++++ Working data
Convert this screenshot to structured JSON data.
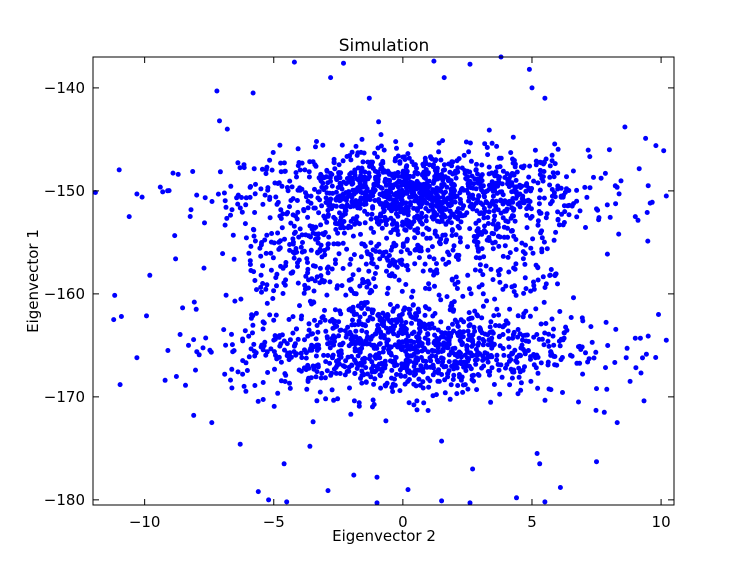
{
  "chart_data": {
    "type": "scatter",
    "title": "Simulation",
    "xlabel": "Eigenvector 2",
    "ylabel": "Eigenvector 1",
    "xlim": [
      -12,
      10.5
    ],
    "ylim": [
      -180.5,
      -137
    ],
    "xticks": [
      -10,
      -5,
      0,
      5,
      10
    ],
    "yticks": [
      -180,
      -170,
      -160,
      -150,
      -140
    ],
    "xtick_labels": [
      "−10",
      "−5",
      "0",
      "5",
      "10"
    ],
    "ytick_labels": [
      "−180",
      "−170",
      "−160",
      "−150",
      "−140"
    ],
    "grid": false,
    "marker_color": "#0000ff",
    "clusters": [
      {
        "center": [
          0.5,
          -150.5
        ],
        "spread": [
          3.3,
          2.2
        ],
        "count": 1300
      },
      {
        "center": [
          0.0,
          -165.2
        ],
        "spread": [
          3.3,
          2.4
        ],
        "count": 1100
      }
    ],
    "diffuse_band": {
      "x": [
        -6,
        6
      ],
      "y": [
        -160,
        -154
      ],
      "count": 320
    },
    "sparse_points": [
      [
        -11.2,
        -162.5
      ],
      [
        -10.9,
        -162.2
      ],
      [
        -10.6,
        -152.5
      ],
      [
        -10.3,
        -150.3
      ],
      [
        -10.1,
        -150.6
      ],
      [
        -10.3,
        -166.2
      ],
      [
        -9.8,
        -158.2
      ],
      [
        -9.3,
        -150.1
      ],
      [
        -8.7,
        -148.4
      ],
      [
        -8.3,
        -165.0
      ],
      [
        -7.2,
        -140.3
      ],
      [
        -7.1,
        -143.2
      ],
      [
        -6.8,
        -144.0
      ],
      [
        -6.9,
        -167.8
      ],
      [
        -8.1,
        -171.8
      ],
      [
        -5.8,
        -140.5
      ],
      [
        -4.2,
        -137.5
      ],
      [
        -2.8,
        -139.0
      ],
      [
        -2.3,
        -137.6
      ],
      [
        -1.3,
        -141.0
      ],
      [
        1.2,
        -137.4
      ],
      [
        1.6,
        -139.0
      ],
      [
        2.6,
        -137.7
      ],
      [
        4.9,
        -138.2
      ],
      [
        3.8,
        -137.0
      ],
      [
        5.5,
        -141.0
      ],
      [
        5.0,
        -140.0
      ],
      [
        9.4,
        -144.9
      ],
      [
        9.8,
        -145.6
      ],
      [
        10.1,
        -146.1
      ],
      [
        8.6,
        -143.8
      ],
      [
        8.0,
        -146.0
      ],
      [
        9.5,
        -149.5
      ],
      [
        10.2,
        -150.5
      ],
      [
        9.0,
        -152.5
      ],
      [
        9.2,
        -164.3
      ],
      [
        9.9,
        -162.0
      ],
      [
        10.2,
        -164.5
      ],
      [
        8.8,
        -168.5
      ],
      [
        7.5,
        -176.3
      ],
      [
        8.3,
        -172.5
      ],
      [
        7.8,
        -171.5
      ],
      [
        9.5,
        -164.1
      ],
      [
        9.0,
        -164.3
      ],
      [
        -5.6,
        -179.2
      ],
      [
        -5.2,
        -180.0
      ],
      [
        -4.5,
        -180.2
      ],
      [
        -2.9,
        -179.1
      ],
      [
        -1.0,
        -180.3
      ],
      [
        0.2,
        -179.0
      ],
      [
        1.5,
        -180.1
      ],
      [
        2.6,
        -180.3
      ],
      [
        4.4,
        -179.8
      ],
      [
        5.5,
        -180.2
      ],
      [
        6.1,
        -178.8
      ],
      [
        5.3,
        -176.5
      ],
      [
        5.2,
        -175.5
      ],
      [
        -4.6,
        -176.5
      ],
      [
        -1.9,
        -177.6
      ],
      [
        -1.0,
        -177.8
      ],
      [
        1.5,
        -174.3
      ],
      [
        2.7,
        -177.0
      ],
      [
        -7.4,
        -172.5
      ],
      [
        -6.3,
        -174.6
      ],
      [
        -3.6,
        -174.8
      ],
      [
        6.8,
        -170.5
      ],
      [
        7.5,
        -169.2
      ],
      [
        -9.1,
        -165.5
      ],
      [
        -8.8,
        -156.6
      ],
      [
        -7.7,
        -157.5
      ]
    ]
  }
}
++++++++
** Problem requirements **
Filter for "Eigenvector". Return all lines that hold it.

** Full answer **
    "xlabel": "Eigenvector 2",
    "ylabel": "Eigenvector 1",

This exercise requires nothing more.